◆ Problem requirements
Reproduce the listing below, changing every "paragraph-line" to "text-line" and leaving everything else as it is.

◆ Task inputs
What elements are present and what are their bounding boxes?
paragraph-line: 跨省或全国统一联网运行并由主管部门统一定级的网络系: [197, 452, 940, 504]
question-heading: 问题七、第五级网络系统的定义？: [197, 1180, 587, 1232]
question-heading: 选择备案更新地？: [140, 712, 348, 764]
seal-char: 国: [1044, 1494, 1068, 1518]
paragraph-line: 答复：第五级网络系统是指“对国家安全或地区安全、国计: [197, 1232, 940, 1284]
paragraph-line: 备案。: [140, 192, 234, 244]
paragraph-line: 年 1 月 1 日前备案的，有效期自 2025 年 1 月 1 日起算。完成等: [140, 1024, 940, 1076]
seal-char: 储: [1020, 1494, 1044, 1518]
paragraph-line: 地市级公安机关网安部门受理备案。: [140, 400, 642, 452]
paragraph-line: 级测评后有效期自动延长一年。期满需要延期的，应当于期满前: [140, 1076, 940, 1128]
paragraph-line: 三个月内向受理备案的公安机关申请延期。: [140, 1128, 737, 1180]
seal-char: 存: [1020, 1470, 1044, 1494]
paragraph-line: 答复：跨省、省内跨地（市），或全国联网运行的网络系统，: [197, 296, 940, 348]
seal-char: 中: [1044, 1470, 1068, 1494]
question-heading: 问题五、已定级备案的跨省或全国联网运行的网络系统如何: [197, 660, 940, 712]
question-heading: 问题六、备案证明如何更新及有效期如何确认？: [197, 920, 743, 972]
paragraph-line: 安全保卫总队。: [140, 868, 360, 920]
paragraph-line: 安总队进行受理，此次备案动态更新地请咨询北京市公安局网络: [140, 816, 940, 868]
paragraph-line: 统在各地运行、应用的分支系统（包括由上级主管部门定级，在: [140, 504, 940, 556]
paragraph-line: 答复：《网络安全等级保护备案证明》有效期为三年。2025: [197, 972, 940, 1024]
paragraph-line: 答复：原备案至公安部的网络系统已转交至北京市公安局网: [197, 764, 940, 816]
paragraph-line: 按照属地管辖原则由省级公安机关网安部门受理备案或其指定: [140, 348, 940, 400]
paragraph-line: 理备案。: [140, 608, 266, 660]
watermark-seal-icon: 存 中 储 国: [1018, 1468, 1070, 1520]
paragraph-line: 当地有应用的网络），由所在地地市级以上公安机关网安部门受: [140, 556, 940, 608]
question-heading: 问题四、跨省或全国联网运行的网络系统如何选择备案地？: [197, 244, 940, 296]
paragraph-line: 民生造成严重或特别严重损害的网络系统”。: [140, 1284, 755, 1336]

◆ Solved exercise
What elements are present and what are their bounding boxes?
text-line: 跨省或全国统一联网运行并由主管部门统一定级的网络系: [197, 452, 940, 504]
question-heading: 问题七、第五级网络系统的定义？: [197, 1180, 587, 1232]
question-heading: 选择备案更新地？: [140, 712, 348, 764]
seal-char: 国: [1044, 1494, 1068, 1518]
text-line: 答复：第五级网络系统是指“对国家安全或地区安全、国计: [197, 1232, 940, 1284]
text-line: 备案。: [140, 192, 234, 244]
text-line: 年 1 月 1 日前备案的，有效期自 2025 年 1 月 1 日起算。完成等: [140, 1024, 940, 1076]
seal-char: 储: [1020, 1494, 1044, 1518]
text-line: 地市级公安机关网安部门受理备案。: [140, 400, 642, 452]
text-line: 级测评后有效期自动延长一年。期满需要延期的，应当于期满前: [140, 1076, 940, 1128]
text-line: 三个月内向受理备案的公安机关申请延期。: [140, 1128, 737, 1180]
seal-char: 存: [1020, 1470, 1044, 1494]
text-line: 答复：跨省、省内跨地（市），或全国联网运行的网络系统，: [197, 296, 940, 348]
seal-char: 中: [1044, 1470, 1068, 1494]
question-heading: 问题五、已定级备案的跨省或全国联网运行的网络系统如何: [197, 660, 940, 712]
question-heading: 问题六、备案证明如何更新及有效期如何确认？: [197, 920, 743, 972]
text-line: 安全保卫总队。: [140, 868, 360, 920]
text-line: 安总队进行受理，此次备案动态更新地请咨询北京市公安局网络: [140, 816, 940, 868]
text-line: 统在各地运行、应用的分支系统（包括由上级主管部门定级，在: [140, 504, 940, 556]
text-line: 答复：《网络安全等级保护备案证明》有效期为三年。2025: [197, 972, 940, 1024]
text-line: 答复：原备案至公安部的网络系统已转交至北京市公安局网: [197, 764, 940, 816]
text-line: 按照属地管辖原则由省级公安机关网安部门受理备案或其指定: [140, 348, 940, 400]
text-line: 理备案。: [140, 608, 266, 660]
watermark-seal-icon: 存 中 储 国: [1018, 1468, 1070, 1520]
text-line: 当地有应用的网络），由所在地地市级以上公安机关网安部门受: [140, 556, 940, 608]
question-heading: 问题四、跨省或全国联网运行的网络系统如何选择备案地？: [197, 244, 940, 296]
text-line: 民生造成严重或特别严重损害的网络系统”。: [140, 1284, 755, 1336]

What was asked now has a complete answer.